───── Data in this exercise ─────

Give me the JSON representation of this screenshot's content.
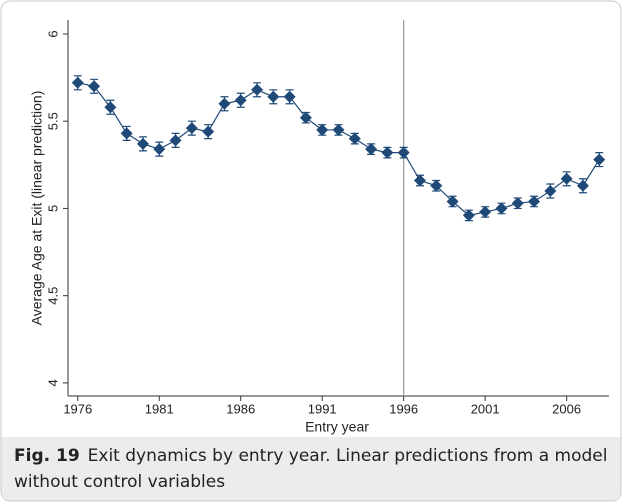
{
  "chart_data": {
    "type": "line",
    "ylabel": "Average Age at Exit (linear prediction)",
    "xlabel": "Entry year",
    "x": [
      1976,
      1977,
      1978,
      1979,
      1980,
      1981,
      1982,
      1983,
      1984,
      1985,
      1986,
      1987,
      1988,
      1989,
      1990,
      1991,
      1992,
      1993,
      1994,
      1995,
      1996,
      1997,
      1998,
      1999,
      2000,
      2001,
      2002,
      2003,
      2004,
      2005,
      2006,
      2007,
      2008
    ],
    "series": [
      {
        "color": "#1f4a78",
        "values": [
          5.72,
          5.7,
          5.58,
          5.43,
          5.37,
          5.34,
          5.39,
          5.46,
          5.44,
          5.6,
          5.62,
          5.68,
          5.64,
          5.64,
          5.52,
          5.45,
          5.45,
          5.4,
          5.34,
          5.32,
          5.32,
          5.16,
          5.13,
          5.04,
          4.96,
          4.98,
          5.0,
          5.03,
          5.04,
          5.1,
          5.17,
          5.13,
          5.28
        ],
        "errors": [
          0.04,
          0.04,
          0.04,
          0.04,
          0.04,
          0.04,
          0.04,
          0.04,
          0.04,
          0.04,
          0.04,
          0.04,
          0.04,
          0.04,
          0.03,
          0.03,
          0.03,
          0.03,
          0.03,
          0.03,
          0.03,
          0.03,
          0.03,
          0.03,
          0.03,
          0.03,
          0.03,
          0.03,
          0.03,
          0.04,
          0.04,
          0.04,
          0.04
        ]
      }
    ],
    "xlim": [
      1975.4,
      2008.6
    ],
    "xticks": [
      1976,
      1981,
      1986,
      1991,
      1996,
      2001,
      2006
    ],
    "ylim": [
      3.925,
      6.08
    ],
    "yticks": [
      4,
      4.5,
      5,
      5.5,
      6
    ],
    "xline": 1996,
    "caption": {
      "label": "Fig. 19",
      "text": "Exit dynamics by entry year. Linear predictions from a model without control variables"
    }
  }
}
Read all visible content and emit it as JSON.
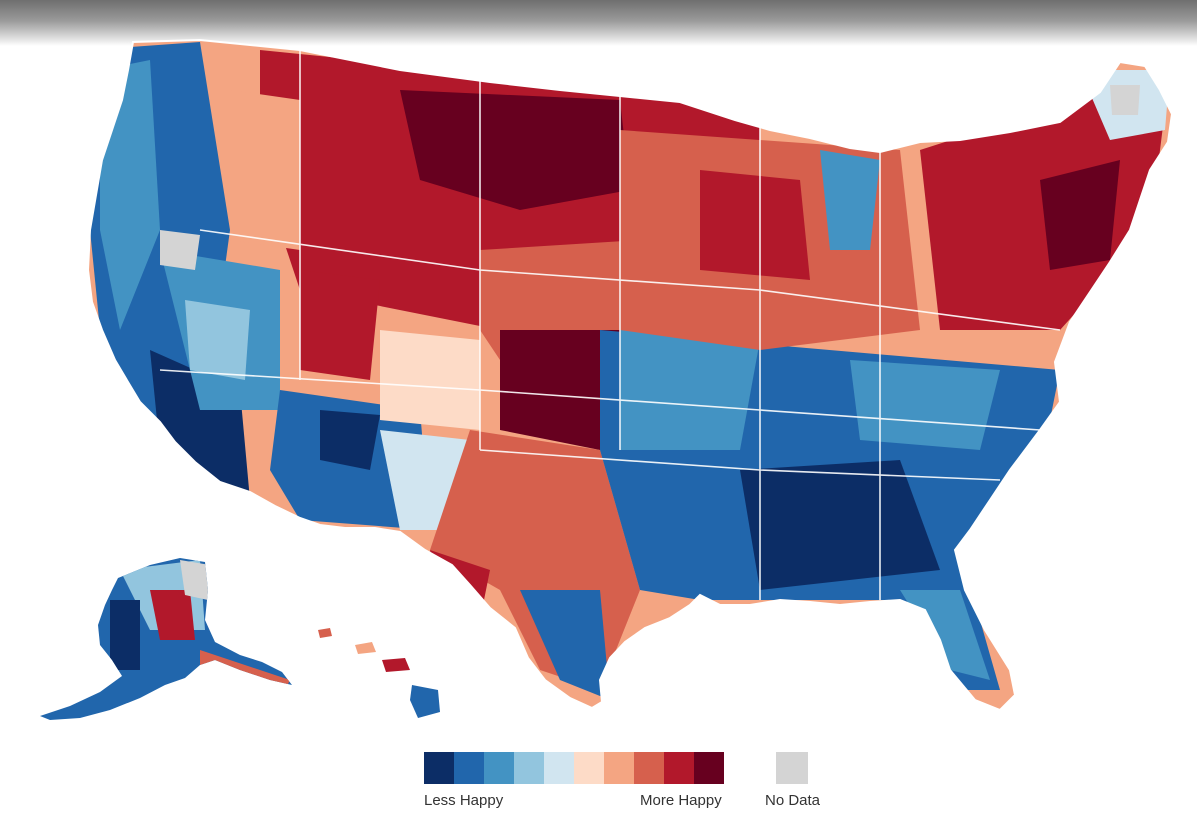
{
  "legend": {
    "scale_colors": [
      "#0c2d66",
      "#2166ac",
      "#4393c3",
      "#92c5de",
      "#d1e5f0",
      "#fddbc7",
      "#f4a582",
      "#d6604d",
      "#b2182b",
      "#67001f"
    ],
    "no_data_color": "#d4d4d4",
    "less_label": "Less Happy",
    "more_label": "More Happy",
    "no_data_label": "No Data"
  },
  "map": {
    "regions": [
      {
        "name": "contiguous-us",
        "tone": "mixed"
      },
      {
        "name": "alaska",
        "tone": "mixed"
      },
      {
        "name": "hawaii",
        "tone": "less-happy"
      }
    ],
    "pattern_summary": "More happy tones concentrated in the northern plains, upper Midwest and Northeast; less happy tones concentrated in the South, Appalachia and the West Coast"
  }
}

─────
───── Data in this exercise ─────

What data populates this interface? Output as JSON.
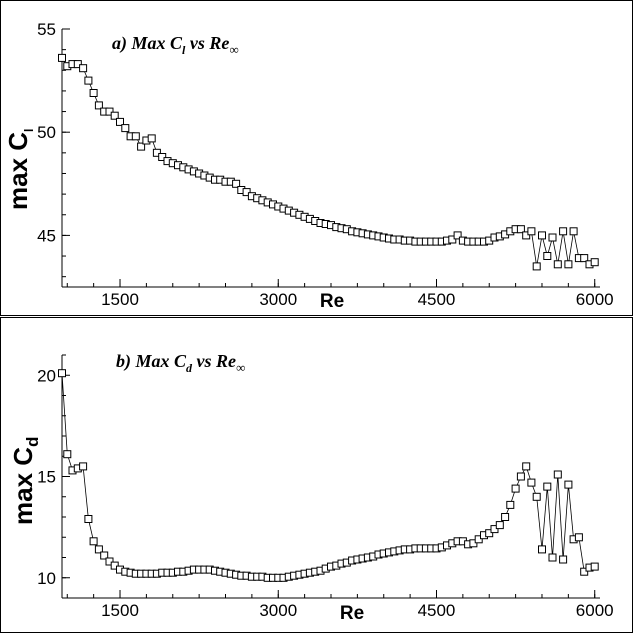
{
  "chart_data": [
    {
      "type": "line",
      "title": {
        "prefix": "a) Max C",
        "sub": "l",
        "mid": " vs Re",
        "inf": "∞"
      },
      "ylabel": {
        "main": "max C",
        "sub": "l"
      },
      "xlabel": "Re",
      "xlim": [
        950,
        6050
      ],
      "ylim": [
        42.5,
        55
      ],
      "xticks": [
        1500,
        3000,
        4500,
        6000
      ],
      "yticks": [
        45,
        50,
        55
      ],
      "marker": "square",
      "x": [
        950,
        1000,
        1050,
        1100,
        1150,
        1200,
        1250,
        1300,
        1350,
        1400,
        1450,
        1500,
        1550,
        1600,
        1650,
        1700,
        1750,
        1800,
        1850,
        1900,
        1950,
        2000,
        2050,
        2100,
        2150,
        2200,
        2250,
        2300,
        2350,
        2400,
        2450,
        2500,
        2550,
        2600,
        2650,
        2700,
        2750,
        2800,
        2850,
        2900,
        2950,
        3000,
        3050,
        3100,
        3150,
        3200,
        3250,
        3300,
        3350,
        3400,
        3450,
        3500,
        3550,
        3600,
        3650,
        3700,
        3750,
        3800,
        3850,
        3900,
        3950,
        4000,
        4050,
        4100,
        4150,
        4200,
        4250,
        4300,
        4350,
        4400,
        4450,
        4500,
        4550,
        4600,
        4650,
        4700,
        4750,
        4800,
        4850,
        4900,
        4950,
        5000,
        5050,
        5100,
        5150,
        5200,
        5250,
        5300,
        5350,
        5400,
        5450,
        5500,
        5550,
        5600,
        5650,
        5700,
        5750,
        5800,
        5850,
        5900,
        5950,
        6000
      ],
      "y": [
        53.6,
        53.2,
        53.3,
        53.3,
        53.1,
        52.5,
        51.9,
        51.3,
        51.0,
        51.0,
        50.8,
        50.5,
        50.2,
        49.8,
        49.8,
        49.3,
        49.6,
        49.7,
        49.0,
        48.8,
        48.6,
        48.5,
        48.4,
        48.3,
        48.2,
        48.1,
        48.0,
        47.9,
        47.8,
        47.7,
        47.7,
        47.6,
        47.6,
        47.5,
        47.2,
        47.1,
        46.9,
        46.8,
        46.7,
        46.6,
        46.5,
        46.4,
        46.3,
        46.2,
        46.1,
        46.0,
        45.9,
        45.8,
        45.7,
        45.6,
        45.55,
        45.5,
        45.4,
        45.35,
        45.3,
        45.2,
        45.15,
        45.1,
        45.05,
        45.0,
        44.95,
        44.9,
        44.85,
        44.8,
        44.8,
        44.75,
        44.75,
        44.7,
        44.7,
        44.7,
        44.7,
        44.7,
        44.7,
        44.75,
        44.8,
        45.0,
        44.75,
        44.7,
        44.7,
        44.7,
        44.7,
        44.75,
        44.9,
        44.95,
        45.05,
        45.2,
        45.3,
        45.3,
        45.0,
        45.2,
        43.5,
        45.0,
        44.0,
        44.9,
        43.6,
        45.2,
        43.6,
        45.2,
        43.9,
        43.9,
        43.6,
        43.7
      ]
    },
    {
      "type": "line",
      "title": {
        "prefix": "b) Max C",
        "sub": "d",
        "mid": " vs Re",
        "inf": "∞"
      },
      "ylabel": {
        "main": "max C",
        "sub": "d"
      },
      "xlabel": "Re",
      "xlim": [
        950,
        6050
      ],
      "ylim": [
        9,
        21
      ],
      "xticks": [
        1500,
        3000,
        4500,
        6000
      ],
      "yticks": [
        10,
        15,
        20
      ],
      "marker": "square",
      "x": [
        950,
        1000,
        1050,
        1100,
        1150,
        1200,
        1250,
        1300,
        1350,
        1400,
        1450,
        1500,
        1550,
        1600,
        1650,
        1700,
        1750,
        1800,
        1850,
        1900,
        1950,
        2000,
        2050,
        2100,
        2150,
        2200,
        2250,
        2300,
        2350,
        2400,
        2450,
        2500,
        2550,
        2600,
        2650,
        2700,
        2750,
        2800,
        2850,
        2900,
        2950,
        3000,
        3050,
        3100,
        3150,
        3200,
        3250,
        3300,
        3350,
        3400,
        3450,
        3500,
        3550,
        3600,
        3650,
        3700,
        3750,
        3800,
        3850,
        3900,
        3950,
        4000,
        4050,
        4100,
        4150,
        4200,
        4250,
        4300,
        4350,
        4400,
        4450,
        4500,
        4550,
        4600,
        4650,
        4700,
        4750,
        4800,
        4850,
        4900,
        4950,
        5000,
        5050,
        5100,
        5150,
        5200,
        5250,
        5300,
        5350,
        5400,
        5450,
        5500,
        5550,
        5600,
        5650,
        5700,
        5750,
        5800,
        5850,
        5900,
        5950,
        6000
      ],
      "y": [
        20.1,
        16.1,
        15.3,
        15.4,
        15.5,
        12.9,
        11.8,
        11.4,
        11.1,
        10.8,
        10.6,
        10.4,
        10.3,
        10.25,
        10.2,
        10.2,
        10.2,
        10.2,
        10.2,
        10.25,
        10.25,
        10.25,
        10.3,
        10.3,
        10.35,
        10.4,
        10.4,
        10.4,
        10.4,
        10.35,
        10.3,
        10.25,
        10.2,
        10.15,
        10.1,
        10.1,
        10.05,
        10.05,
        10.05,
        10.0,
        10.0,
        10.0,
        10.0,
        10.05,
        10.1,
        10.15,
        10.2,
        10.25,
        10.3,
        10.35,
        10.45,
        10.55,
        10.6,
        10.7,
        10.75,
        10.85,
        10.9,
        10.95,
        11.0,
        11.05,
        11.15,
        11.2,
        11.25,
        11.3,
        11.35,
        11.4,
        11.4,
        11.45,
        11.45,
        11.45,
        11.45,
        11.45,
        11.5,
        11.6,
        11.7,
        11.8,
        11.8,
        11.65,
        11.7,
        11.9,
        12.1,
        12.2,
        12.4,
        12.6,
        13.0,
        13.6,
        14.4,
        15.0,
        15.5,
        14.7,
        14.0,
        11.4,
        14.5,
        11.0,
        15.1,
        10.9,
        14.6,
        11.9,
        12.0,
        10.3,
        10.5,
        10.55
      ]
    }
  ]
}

─────

Set problem:
Copy out every line of the listing that includes the string "JSON".

Answer to this task:
Give me the JSON representation of this screenshot's content.
Read all visible content and emit it as JSON.
What data populates this interface? Output as JSON.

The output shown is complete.